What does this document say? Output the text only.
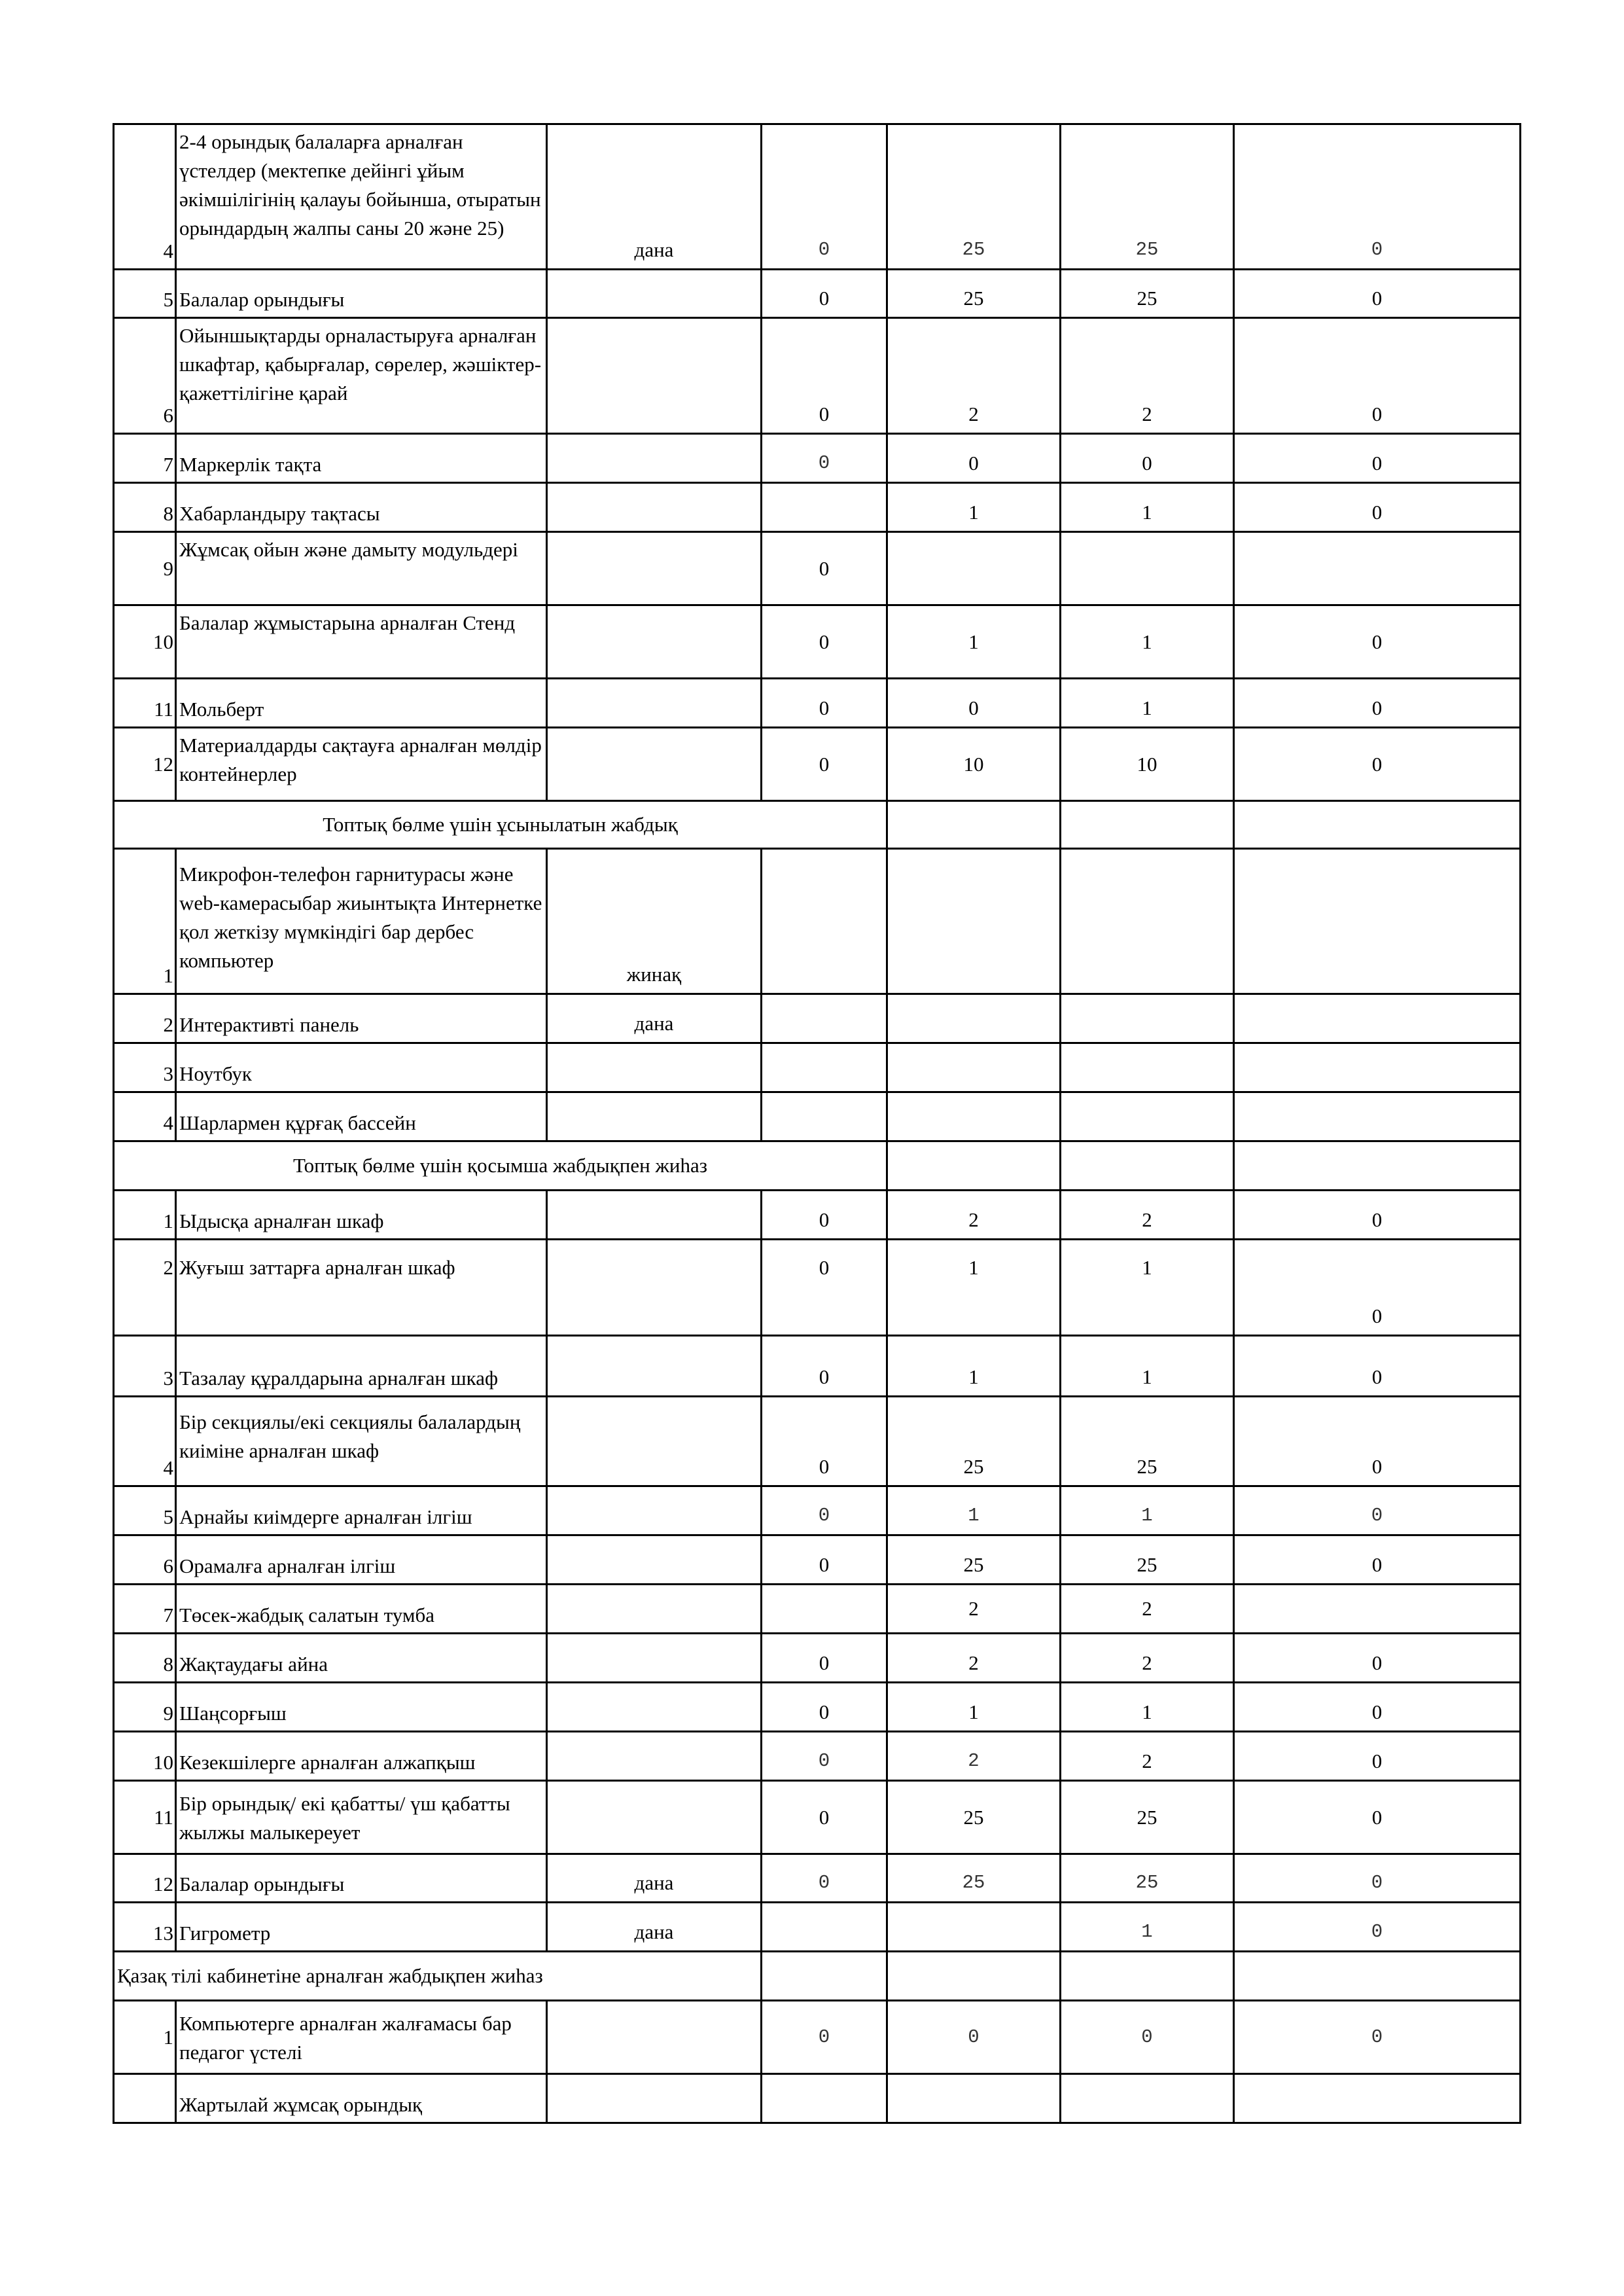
4	2-4 орындық балаларға арналған үстелдер (мектепке дейінгі ұйым әкімшілігінің қалауы бойынша, отыратын орындардың жалпы саны 20 және 25)	дана	0	25	25	0
5	Балалар орындығы		0	25	25	0
6	Ойыншықтарды орналастыруға арналған шкафтар, қабырғалар, сөрелер, жәшіктер-қажеттілігіне қарай		0	2	2	0
7	Маркерлік тақта		0	0	0	0
8	Хабарландыру тақтасы			1	1	0
9	Жұмсақ ойын және дамыту модульдері		0			
10	Балалар жұмыстарына арналған Стенд		0	1	1	0
11	Мольберт		0	0	1	0
12	Материалдарды сақтауға арналған мөлдір контейнерлер		0	10	10	0
Топтық бөлме үшін ұсынылатын жабдық						
1	Микрофон-телефон гарнитурасы және web-камерасыбар жиынтықта Интернетке қол жеткізу мүмкіндігі бар дербес компьютер	жинақ				
2	Интерактивті панель	дана				
3	Ноутбук					
4	Шарлармен құрғақ бассейн					
Топтық бөлме үшін қосымша жабдықпен жиһаз						
1	Ыдысқа арналған шкаф		0	2	2	0
2	Жуғыш заттарға арналған шкаф		0	1	1	0
3	Тазалау құралдарына арналған шкаф		0	1	1	0
4	Бір секциялы/екі секциялы балалардың киіміне арналған шкаф		0	25	25	0
5	Арнайы киімдерге арналған ілгіш		0	1	1	0
6	Орамалға арналған ілгіш		0	25	25	0
7	Төсек-жабдық салатын тумба			2	2	
8	Жақтаудағы айна		0	2	2	0
9	Шаңсорғыш		0	1	1	0
10	Кезекшілерге арналған алжапқыш		0	2	2	0
11	Бір орындық/ екі қабатты/ үш қабатты жылжы малыкереует		0	25	25	0
12	Балалар орындығы	дана	0	25	25	0
13	Гигрометр	дана			1	0
Қазақ тілі кабинетіне арналған жабдықпен жиһаз						
1	Компьютерге арналған жалғамасы бар педагог үстелі		0	0	0	0
	Жартылай жұмсақ орындық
══════════════════════════════
EXERCISE PROMPT
Return the listing above word for word, with the pictures removed.

FINAL RESULT
What does this document say? Output the text only.
4	2-4 орындық балаларға арналған үстелдер (мектепке дейінгі ұйым әкімшілігінің қалауы бойынша, отыратын орындардың жалпы саны 20 және 25)	дана	0	25	25	0
5	Балалар орындығы		0	25	25	0
6	Ойыншықтарды орналастыруға арналған шкафтар, қабырғалар, сөрелер, жәшіктер-қажеттілігіне қарай		0	2	2	0
7	Маркерлік тақта		0	0	0	0
8	Хабарландыру тақтасы			1	1	0
9	Жұмсақ ойын және дамыту модульдері		0			
10	Балалар жұмыстарына арналған Стенд		0	1	1	0
11	Мольберт		0	0	1	0
12	Материалдарды сақтауға арналған мөлдір контейнерлер		0	10	10	0
Топтық бөлме үшін ұсынылатын жабдық						
1	Микрофон-телефон гарнитурасы және web-камерасыбар жиынтықта Интернетке қол жеткізу мүмкіндігі бар дербес компьютер	жинақ				
2	Интерактивті панель	дана				
3	Ноутбук					
4	Шарлармен құрғақ бассейн					
Топтық бөлме үшін қосымша жабдықпен жиһаз						
1	Ыдысқа арналған шкаф		0	2	2	0
2	Жуғыш заттарға арналған шкаф		0	1	1	0
3	Тазалау құралдарына арналған шкаф		0	1	1	0
4	Бір секциялы/екі секциялы балалардың киіміне арналған шкаф		0	25	25	0
5	Арнайы киімдерге арналған ілгіш		0	1	1	0
6	Орамалға арналған ілгіш		0	25	25	0
7	Төсек-жабдық салатын тумба			2	2	
8	Жақтаудағы айна		0	2	2	0
9	Шаңсорғыш		0	1	1	0
10	Кезекшілерге арналған алжапқыш		0	2	2	0
11	Бір орындық/ екі қабатты/ үш қабатты жылжы малыкереует		0	25	25	0
12	Балалар орындығы	дана	0	25	25	0
13	Гигрометр	дана			1	0
Қазақ тілі кабинетіне арналған жабдықпен жиһаз						
1	Компьютерге арналған жалғамасы бар педагог үстелі		0	0	0	0
	Жартылай жұмсақ орындық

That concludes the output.